◆ WORK TO BE COMPLETED
Update the rows below by changing every "chat-message" to "chat-entry" and leaving everything else as it is. Omit the pictures from your answer.

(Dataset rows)
— begin —

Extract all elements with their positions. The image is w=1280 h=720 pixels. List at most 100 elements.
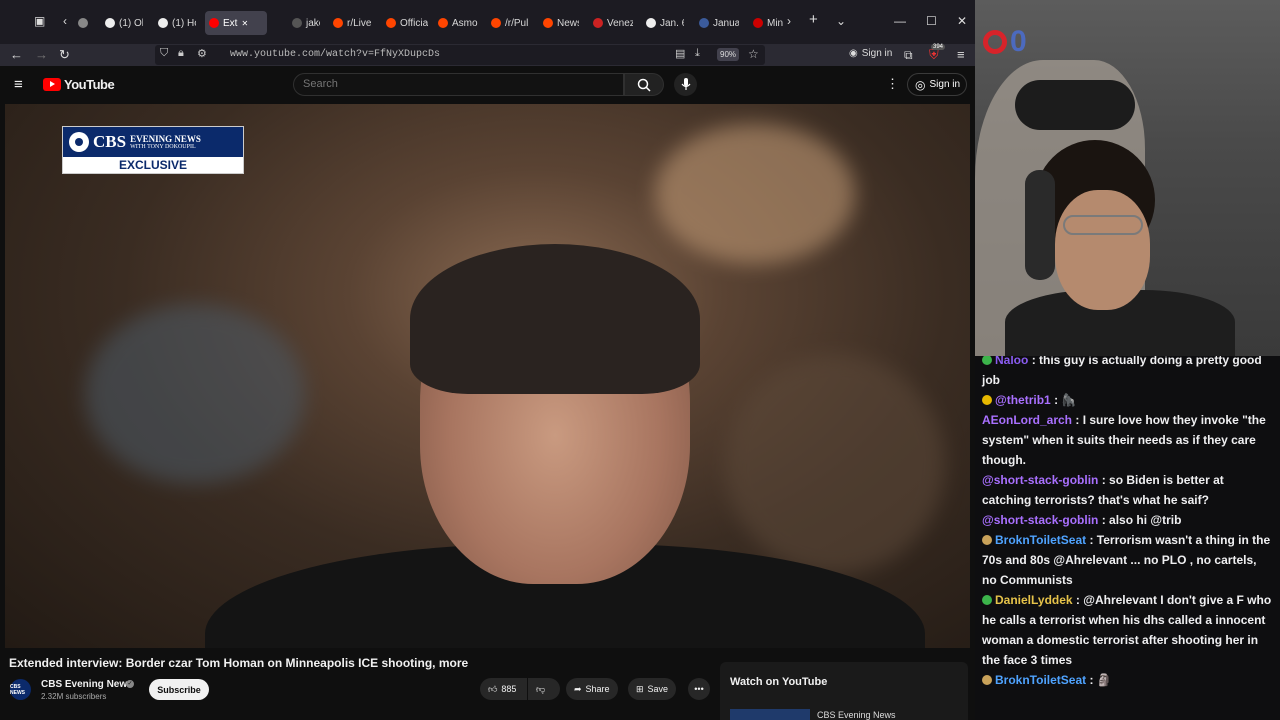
reader-view-icon[interactable]: ▤ (675, 47, 685, 60)
like-button[interactable]: 👍︎ 885 (480, 678, 527, 700)
browser-tab[interactable]: (1) Ol (105, 11, 143, 35)
address-bar[interactable]: ⛉ 🔒︎ ⚙ www.youtube.com/watch?v=FfNyXDupc… (155, 45, 765, 65)
save-page-icon[interactable]: ⤓ (695, 47, 700, 60)
watch-on-youtube-panel[interactable]: Watch on YouTube CBS Evening News (720, 662, 968, 720)
chat-message: @short-stack-goblin : also hi @trib (982, 510, 1274, 530)
list-tabs-icon[interactable]: ⌄ (836, 14, 846, 28)
tab-favicon-icon (105, 18, 115, 28)
app-menu-icon[interactable]: ≡ (957, 47, 965, 63)
youtube-signin-button[interactable]: ◎ Sign in (907, 73, 967, 96)
chat-message: BroknToiletSeat : 🗿 (982, 670, 1274, 690)
youtube-logo-text: YouTube (64, 77, 115, 92)
forward-icon[interactable]: → (35, 47, 48, 63)
browser-tab[interactable]: Asmo (438, 11, 478, 35)
chat-message: DanielLyddek : @Ahrelevant I don't give … (982, 590, 1274, 670)
browser-nav-bar: ← → ↻ ⛉ 🔒︎ ⚙ www.youtube.com/watch?v=FfN… (0, 44, 975, 66)
share-button[interactable]: ➦ Share (566, 678, 618, 700)
youtube-logo[interactable]: YouTube (43, 77, 115, 92)
back-icon[interactable]: ← (10, 47, 23, 63)
tab-scroll-left-icon[interactable]: ‹ (63, 14, 67, 28)
thumbs-down-icon: 👎︎ (536, 683, 546, 694)
microphone-icon (681, 78, 690, 90)
browser-tab-bar: ▣ ‹ op(1) Ol(1) HoExt✕jake-gr/LiveOffici… (0, 0, 975, 44)
tab-label: Min (767, 17, 784, 29)
shield-icon[interactable]: ⛉ (160, 47, 168, 60)
url-text[interactable]: www.youtube.com/watch?v=FfNyXDupcDs (230, 49, 440, 60)
watch-on-youtube-label: Watch on YouTube (730, 676, 828, 688)
glasses (1063, 215, 1143, 235)
channel-name[interactable]: CBS Evening News (41, 679, 133, 690)
browser-tab[interactable]: Officia (386, 11, 428, 35)
subscribe-button[interactable]: Subscribe (149, 679, 209, 700)
close-window-icon[interactable]: ✕ (957, 14, 967, 28)
reload-icon[interactable]: ↻ (59, 47, 70, 63)
chat-message: @short-stack-goblin : so Biden is better… (982, 470, 1274, 510)
save-label: Save (647, 684, 669, 694)
tab-close-icon[interactable]: ✕ (241, 19, 248, 28)
chat-username[interactable]: @thetrib1 (995, 393, 1051, 407)
tab-favicon-icon (699, 18, 709, 28)
browser-tab[interactable]: Venez (593, 11, 633, 35)
more-actions-button[interactable]: ••• (688, 678, 710, 700)
related-video-thumbnail[interactable] (730, 709, 810, 720)
voice-search-button[interactable] (674, 73, 697, 96)
more-options-icon[interactable]: ⋮ (886, 76, 899, 92)
maximize-icon[interactable]: ☐ (926, 14, 937, 28)
tab-overview-icon[interactable]: ▣ (34, 14, 45, 28)
channel-avatar[interactable]: CBS NEWS (10, 679, 31, 700)
extensions-icon[interactable]: ⧉ (904, 47, 913, 63)
browser-tab[interactable]: op (78, 11, 92, 35)
dislike-button[interactable]: 👎︎ (528, 678, 560, 700)
tab-favicon-icon (158, 18, 168, 28)
more-horizontal-icon: ••• (694, 684, 704, 694)
browser-tab[interactable]: /r/Pul (491, 11, 533, 35)
chat-username[interactable]: AEonLord_arch (982, 413, 1072, 427)
search-input[interactable] (303, 78, 603, 90)
chat-message: Naloo : this guy is actually doing a pre… (982, 356, 1274, 390)
chat-username[interactable]: BroknToiletSeat (995, 533, 1086, 547)
chat-username[interactable]: @short-stack-goblin (982, 513, 1098, 527)
save-button[interactable]: ⊞ Save (628, 678, 677, 700)
tab-scroll-right-icon[interactable]: › (787, 14, 791, 28)
chat-message: @thetrib1 : 🦍 (982, 390, 1274, 410)
stream-overlay-counter: 0 (983, 25, 1027, 59)
chat-username[interactable]: DanielLyddek (995, 593, 1073, 607)
stream-chat: Naloo : this guy is actually doing a pre… (975, 356, 1280, 720)
browser-tab[interactable]: News (543, 11, 579, 35)
cbs-program-anchor: WITH TONY DOKOUPIL (130, 144, 196, 150)
tab-label: (1) Ol (119, 17, 143, 29)
browser-tab[interactable]: (1) Ho (158, 11, 196, 35)
account-signin-button[interactable]: ◉ Sign in (849, 48, 892, 59)
chat-username[interactable]: Naloo (995, 356, 1028, 367)
youtube-signin-label: Sign in (929, 79, 961, 90)
browser-tab[interactable]: jake-g (292, 11, 320, 35)
browser-tab[interactable]: Min (753, 11, 785, 35)
chat-badge-icon (982, 675, 992, 685)
new-tab-icon[interactable]: + (809, 11, 818, 28)
search-button[interactable] (624, 73, 664, 96)
permissions-icon[interactable]: ⚙ (197, 47, 207, 60)
bookmark-star-icon[interactable]: ☆ (748, 47, 759, 61)
chat-badge-icon (982, 535, 992, 545)
zoom-level[interactable]: 90% (717, 48, 740, 61)
video-title: Extended interview: Border czar Tom Homa… (9, 656, 469, 670)
tab-favicon-icon (386, 18, 396, 28)
browser-tab[interactable]: Jan. 6 (646, 11, 684, 35)
video-player[interactable]: CBS EVENING NEWS WITH TONY DOKOUPIL EXCL… (5, 104, 970, 648)
subscriber-count: 2.32M subscribers (41, 692, 107, 701)
search-box[interactable] (293, 73, 624, 96)
background-blur (725, 354, 945, 574)
guide-menu-icon[interactable]: ≡ (14, 76, 23, 93)
chat-username[interactable]: @short-stack-goblin (982, 473, 1098, 487)
chat-username[interactable]: BroknToiletSeat (995, 673, 1086, 687)
browser-tab[interactable]: Janua (699, 11, 739, 35)
tab-label: Ext (223, 17, 238, 29)
lock-icon[interactable]: 🔒︎ (178, 47, 184, 60)
browser-tab[interactable]: Ext ✕ (205, 11, 267, 35)
save-icon: ⊞ (636, 683, 644, 694)
chat-badge-icon (982, 395, 992, 405)
tab-label: Officia (400, 17, 428, 29)
verified-badge-icon: ✓ (126, 680, 134, 688)
minimize-icon[interactable]: — (894, 14, 906, 28)
browser-tab[interactable]: r/Live (333, 11, 373, 35)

— end —

◆ SOLUTION
Extract all elements with their positions. The image is w=1280 h=720 pixels. List at most 100 elements.
reader-view-icon[interactable]: ▤ (675, 47, 685, 60)
like-button[interactable]: 👍︎ 885 (480, 678, 527, 700)
browser-tab[interactable]: (1) Ol (105, 11, 143, 35)
address-bar[interactable]: ⛉ 🔒︎ ⚙ www.youtube.com/watch?v=FfNyXDupc… (155, 45, 765, 65)
save-page-icon[interactable]: ⤓ (695, 47, 700, 60)
watch-on-youtube-panel[interactable]: Watch on YouTube CBS Evening News (720, 662, 968, 720)
chat-entry: @short-stack-goblin : also hi @trib (982, 510, 1274, 530)
list-tabs-icon[interactable]: ⌄ (836, 14, 846, 28)
tab-favicon-icon (105, 18, 115, 28)
app-menu-icon[interactable]: ≡ (957, 47, 965, 63)
youtube-signin-button[interactable]: ◎ Sign in (907, 73, 967, 96)
chat-entry: BroknToiletSeat : 🗿 (982, 670, 1274, 690)
youtube-logo-text: YouTube (64, 77, 115, 92)
forward-icon[interactable]: → (35, 47, 48, 63)
browser-tab[interactable]: Asmo (438, 11, 478, 35)
chat-entry: DanielLyddek : @Ahrelevant I don't give … (982, 590, 1274, 670)
browser-nav-bar: ← → ↻ ⛉ 🔒︎ ⚙ www.youtube.com/watch?v=FfN… (0, 44, 975, 66)
share-button[interactable]: ➦ Share (566, 678, 618, 700)
youtube-logo[interactable]: YouTube (43, 77, 115, 92)
back-icon[interactable]: ← (10, 47, 23, 63)
tab-scroll-left-icon[interactable]: ‹ (63, 14, 67, 28)
thumbs-down-icon: 👎︎ (536, 683, 546, 694)
microphone-icon (681, 78, 690, 90)
browser-tab-bar: ▣ ‹ op(1) Ol(1) HoExt✕jake-gr/LiveOffici… (0, 0, 975, 44)
tab-label: Min (767, 17, 784, 29)
shield-icon[interactable]: ⛉ (160, 47, 168, 60)
url-text[interactable]: www.youtube.com/watch?v=FfNyXDupcDs (230, 49, 440, 60)
watch-on-youtube-label: Watch on YouTube (730, 676, 828, 688)
glasses (1063, 215, 1143, 235)
channel-name[interactable]: CBS Evening News (41, 679, 133, 690)
browser-tab[interactable]: Officia (386, 11, 428, 35)
subscribe-button[interactable]: Subscribe (149, 679, 209, 700)
close-window-icon[interactable]: ✕ (957, 14, 967, 28)
reload-icon[interactable]: ↻ (59, 47, 70, 63)
chat-entry: @short-stack-goblin : so Biden is better… (982, 470, 1274, 510)
save-label: Save (647, 684, 669, 694)
tab-close-icon[interactable]: ✕ (241, 19, 248, 28)
chat-username[interactable]: @thetrib1 (995, 393, 1051, 407)
tab-favicon-icon (699, 18, 709, 28)
browser-tab[interactable]: Venez (593, 11, 633, 35)
more-actions-button[interactable]: ••• (688, 678, 710, 700)
related-video-thumbnail[interactable] (730, 709, 810, 720)
voice-search-button[interactable] (674, 73, 697, 96)
more-options-icon[interactable]: ⋮ (886, 76, 899, 92)
maximize-icon[interactable]: ☐ (926, 14, 937, 28)
tab-overview-icon[interactable]: ▣ (34, 14, 45, 28)
channel-avatar[interactable]: CBS NEWS (10, 679, 31, 700)
extensions-icon[interactable]: ⧉ (904, 47, 913, 63)
browser-tab[interactable]: op (78, 11, 92, 35)
dislike-button[interactable]: 👎︎ (528, 678, 560, 700)
tab-favicon-icon (158, 18, 168, 28)
more-horizontal-icon: ••• (694, 684, 704, 694)
browser-tab[interactable]: /r/Pul (491, 11, 533, 35)
chat-username[interactable]: AEonLord_arch (982, 413, 1072, 427)
search-input[interactable] (303, 78, 603, 90)
chat-entry: Naloo : this guy is actually doing a pre… (982, 356, 1274, 390)
chat-username[interactable]: BroknToiletSeat (995, 533, 1086, 547)
chat-username[interactable]: @short-stack-goblin (982, 513, 1098, 527)
save-button[interactable]: ⊞ Save (628, 678, 677, 700)
tab-scroll-right-icon[interactable]: › (787, 14, 791, 28)
chat-entry: @thetrib1 : 🦍 (982, 390, 1274, 410)
stream-overlay-counter: 0 (983, 25, 1027, 59)
chat-username[interactable]: DanielLyddek (995, 593, 1073, 607)
stream-chat: Naloo : this guy is actually doing a pre… (975, 356, 1280, 720)
browser-tab[interactable]: News (543, 11, 579, 35)
cbs-program-anchor: WITH TONY DOKOUPIL (130, 144, 196, 150)
tab-label: (1) Ol (119, 17, 143, 29)
browser-tab[interactable]: (1) Ho (158, 11, 196, 35)
account-signin-button[interactable]: ◉ Sign in (849, 48, 892, 59)
chat-username[interactable]: Naloo (995, 356, 1028, 367)
youtube-signin-label: Sign in (929, 79, 961, 90)
browser-tab[interactable]: jake-g (292, 11, 320, 35)
browser-tab[interactable]: Min (753, 11, 785, 35)
chat-badge-icon (982, 675, 992, 685)
new-tab-icon[interactable]: + (809, 11, 818, 28)
search-button[interactable] (624, 73, 664, 96)
permissions-icon[interactable]: ⚙ (197, 47, 207, 60)
bookmark-star-icon[interactable]: ☆ (748, 47, 759, 61)
chat-badge-icon (982, 535, 992, 545)
zoom-level[interactable]: 90% (717, 48, 740, 61)
video-title: Extended interview: Border czar Tom Homa… (9, 656, 469, 670)
tab-favicon-icon (386, 18, 396, 28)
browser-tab[interactable]: Jan. 6 (646, 11, 684, 35)
video-player[interactable]: CBS EVENING NEWS WITH TONY DOKOUPIL EXCL… (5, 104, 970, 648)
subscriber-count: 2.32M subscribers (41, 692, 107, 701)
search-box[interactable] (293, 73, 624, 96)
background-blur (725, 354, 945, 574)
guide-menu-icon[interactable]: ≡ (14, 76, 23, 93)
chat-username[interactable]: @short-stack-goblin (982, 473, 1098, 487)
chat-username[interactable]: BroknToiletSeat (995, 673, 1086, 687)
browser-tab[interactable]: Janua (699, 11, 739, 35)
tab-label: Ext (223, 17, 238, 29)
lock-icon[interactable]: 🔒︎ (178, 47, 184, 60)
browser-tab[interactable]: Ext ✕ (205, 11, 267, 35)
save-icon: ⊞ (636, 683, 644, 694)
chat-badge-icon (982, 395, 992, 405)
tab-label: Officia (400, 17, 428, 29)
verified-badge-icon: ✓ (126, 680, 134, 688)
minimize-icon[interactable]: — (894, 14, 906, 28)
browser-tab[interactable]: r/Live (333, 11, 373, 35)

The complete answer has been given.